#### [AIM]
Where does the string "total" appear in the records? Copy every line that contains it.

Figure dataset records

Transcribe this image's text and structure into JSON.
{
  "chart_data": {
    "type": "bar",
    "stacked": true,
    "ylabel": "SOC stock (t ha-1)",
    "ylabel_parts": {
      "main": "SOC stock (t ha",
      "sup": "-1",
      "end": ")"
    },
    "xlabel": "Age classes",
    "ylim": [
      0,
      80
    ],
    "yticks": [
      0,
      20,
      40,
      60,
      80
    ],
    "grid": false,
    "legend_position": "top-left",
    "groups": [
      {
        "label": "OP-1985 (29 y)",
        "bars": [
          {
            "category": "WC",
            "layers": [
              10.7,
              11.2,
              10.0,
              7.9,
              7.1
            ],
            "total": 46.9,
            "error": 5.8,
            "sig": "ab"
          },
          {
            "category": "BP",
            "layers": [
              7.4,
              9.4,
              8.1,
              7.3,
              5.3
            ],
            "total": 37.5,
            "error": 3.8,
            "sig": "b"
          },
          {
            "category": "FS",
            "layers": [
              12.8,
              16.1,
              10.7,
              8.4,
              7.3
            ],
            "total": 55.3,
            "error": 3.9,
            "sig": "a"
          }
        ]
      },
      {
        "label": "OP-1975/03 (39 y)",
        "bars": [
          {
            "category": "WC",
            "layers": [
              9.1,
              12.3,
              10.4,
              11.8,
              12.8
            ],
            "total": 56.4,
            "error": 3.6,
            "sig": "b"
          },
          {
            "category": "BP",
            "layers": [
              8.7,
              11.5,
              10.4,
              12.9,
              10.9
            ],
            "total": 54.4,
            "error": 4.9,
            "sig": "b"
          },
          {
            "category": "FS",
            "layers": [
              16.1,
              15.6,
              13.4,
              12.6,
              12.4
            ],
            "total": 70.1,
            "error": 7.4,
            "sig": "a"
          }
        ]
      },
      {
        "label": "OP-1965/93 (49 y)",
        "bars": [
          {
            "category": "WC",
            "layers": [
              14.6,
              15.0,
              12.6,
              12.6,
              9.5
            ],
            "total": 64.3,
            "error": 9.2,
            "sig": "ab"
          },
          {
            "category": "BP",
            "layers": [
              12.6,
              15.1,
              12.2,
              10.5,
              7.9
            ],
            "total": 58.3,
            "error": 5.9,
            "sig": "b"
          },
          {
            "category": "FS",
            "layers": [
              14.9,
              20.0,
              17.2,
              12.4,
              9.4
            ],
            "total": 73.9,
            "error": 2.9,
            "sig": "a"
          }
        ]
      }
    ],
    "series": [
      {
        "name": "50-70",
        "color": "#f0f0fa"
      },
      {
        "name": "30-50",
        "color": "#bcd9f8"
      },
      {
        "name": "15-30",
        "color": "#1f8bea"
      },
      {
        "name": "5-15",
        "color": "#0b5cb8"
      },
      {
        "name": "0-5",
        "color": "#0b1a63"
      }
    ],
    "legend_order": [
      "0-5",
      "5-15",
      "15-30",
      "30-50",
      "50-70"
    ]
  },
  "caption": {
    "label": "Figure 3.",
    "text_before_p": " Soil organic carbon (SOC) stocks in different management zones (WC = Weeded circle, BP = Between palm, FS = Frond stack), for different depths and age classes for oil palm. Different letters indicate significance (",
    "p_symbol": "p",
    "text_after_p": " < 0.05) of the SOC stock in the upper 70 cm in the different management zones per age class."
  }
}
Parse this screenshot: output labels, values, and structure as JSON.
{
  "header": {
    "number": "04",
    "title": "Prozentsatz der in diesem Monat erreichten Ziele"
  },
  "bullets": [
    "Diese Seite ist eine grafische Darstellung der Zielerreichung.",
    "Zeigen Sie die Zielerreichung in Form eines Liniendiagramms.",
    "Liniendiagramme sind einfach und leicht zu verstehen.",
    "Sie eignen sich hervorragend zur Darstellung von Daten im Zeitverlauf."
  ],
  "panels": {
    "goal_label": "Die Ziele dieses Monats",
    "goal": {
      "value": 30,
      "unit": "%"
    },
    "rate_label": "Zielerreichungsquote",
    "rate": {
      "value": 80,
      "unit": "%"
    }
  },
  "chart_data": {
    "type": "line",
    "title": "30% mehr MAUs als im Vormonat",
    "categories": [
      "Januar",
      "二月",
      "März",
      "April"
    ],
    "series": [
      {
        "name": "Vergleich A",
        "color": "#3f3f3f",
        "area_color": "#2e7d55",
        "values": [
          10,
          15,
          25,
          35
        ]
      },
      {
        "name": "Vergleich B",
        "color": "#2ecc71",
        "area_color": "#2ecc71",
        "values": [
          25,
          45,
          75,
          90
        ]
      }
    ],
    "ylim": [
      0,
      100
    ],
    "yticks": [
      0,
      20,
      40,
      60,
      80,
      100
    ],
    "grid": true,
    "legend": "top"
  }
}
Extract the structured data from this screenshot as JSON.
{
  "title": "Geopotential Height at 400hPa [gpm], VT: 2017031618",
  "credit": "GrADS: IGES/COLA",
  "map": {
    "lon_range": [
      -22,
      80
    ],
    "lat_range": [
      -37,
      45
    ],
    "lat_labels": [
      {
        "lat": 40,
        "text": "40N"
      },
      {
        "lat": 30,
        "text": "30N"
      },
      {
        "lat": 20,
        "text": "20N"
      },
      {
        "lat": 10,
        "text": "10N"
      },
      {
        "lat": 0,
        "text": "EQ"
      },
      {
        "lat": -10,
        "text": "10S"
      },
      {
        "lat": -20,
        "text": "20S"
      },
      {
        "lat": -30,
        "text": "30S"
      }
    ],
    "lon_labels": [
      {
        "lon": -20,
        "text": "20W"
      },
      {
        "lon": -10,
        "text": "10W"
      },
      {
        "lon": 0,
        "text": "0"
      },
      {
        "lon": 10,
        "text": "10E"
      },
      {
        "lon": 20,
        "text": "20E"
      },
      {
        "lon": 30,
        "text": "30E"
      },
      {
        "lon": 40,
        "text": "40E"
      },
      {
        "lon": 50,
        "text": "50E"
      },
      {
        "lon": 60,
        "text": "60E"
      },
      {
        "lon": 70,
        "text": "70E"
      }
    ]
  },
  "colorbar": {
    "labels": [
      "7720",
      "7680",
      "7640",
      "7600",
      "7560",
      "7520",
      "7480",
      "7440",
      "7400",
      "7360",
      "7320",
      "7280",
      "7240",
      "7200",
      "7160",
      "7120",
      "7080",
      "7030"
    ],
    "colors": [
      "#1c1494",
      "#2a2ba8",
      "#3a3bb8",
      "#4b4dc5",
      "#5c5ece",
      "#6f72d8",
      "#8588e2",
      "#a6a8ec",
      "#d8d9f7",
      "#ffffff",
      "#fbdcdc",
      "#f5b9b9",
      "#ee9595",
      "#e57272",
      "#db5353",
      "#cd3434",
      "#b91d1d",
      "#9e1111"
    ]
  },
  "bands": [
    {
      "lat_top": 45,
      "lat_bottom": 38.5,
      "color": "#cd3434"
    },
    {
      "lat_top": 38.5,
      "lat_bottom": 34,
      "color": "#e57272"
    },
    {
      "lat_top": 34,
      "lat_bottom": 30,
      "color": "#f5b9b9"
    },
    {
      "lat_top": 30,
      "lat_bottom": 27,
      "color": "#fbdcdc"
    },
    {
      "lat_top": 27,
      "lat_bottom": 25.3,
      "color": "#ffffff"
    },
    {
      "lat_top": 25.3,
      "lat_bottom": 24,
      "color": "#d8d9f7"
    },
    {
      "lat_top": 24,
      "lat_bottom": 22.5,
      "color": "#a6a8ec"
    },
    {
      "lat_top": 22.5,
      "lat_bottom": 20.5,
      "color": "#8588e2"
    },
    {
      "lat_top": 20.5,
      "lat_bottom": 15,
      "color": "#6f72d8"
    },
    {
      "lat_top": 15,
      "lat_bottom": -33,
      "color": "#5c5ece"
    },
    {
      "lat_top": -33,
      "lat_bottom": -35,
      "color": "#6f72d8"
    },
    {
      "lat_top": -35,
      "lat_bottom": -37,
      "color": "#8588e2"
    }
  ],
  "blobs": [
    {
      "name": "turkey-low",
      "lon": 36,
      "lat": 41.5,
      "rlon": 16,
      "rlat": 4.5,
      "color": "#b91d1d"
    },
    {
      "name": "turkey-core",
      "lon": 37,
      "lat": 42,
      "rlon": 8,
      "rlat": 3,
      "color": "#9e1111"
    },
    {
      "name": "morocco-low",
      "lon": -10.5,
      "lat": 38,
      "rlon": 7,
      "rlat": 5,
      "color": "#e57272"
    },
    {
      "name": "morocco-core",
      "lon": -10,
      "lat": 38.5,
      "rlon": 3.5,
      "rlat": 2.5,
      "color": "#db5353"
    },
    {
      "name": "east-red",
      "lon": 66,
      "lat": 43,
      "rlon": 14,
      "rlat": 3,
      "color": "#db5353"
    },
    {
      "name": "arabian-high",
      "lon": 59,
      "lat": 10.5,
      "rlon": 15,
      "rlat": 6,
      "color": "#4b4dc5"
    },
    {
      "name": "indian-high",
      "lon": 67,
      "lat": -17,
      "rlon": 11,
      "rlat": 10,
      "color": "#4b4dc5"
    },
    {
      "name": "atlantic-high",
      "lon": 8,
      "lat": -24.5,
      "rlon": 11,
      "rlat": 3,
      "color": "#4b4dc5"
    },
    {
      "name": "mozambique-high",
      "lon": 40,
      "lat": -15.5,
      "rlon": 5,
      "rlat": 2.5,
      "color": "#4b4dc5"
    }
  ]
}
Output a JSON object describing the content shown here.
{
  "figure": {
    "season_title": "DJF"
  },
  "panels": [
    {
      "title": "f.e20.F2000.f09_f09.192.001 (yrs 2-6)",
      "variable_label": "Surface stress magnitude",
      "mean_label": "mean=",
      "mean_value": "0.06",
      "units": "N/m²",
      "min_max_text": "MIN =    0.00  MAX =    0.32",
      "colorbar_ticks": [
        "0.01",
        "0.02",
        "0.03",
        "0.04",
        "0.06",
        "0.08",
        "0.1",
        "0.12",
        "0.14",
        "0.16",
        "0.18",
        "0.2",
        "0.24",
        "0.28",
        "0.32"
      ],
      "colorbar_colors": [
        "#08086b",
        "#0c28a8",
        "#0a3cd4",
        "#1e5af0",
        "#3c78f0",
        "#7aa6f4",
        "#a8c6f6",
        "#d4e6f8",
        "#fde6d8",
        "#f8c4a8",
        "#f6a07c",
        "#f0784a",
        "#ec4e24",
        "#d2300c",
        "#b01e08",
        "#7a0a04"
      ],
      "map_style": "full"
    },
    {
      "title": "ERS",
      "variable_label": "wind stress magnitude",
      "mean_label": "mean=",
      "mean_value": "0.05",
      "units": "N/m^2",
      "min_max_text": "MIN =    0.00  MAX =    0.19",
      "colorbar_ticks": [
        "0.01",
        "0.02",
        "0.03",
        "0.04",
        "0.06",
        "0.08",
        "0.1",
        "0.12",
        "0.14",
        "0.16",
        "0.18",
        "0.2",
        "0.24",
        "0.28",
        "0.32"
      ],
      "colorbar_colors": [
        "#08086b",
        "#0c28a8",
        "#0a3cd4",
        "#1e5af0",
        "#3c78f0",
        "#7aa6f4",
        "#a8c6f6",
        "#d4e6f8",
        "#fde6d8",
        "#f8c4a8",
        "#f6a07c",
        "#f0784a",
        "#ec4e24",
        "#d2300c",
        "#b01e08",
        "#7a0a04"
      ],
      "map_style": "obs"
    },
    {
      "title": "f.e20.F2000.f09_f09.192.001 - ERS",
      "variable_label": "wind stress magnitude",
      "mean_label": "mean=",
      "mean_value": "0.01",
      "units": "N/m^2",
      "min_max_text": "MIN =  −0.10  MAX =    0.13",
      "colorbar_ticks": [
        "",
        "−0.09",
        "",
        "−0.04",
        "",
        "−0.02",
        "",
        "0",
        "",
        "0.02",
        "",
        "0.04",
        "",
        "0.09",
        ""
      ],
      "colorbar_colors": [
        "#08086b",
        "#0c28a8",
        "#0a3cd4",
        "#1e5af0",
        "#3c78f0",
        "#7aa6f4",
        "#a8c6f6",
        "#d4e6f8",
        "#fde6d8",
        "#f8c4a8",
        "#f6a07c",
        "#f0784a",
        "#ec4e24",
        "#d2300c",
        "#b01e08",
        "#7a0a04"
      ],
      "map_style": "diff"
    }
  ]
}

#### [OUTPUT BELOW]
            "total": 46.9,
            "total": 37.5,
            "total": 55.3,
            "total": 56.4,
            "total": 54.4,
            "total": 70.1,
            "total": 64.3,
            "total": 58.3,
            "total": 73.9,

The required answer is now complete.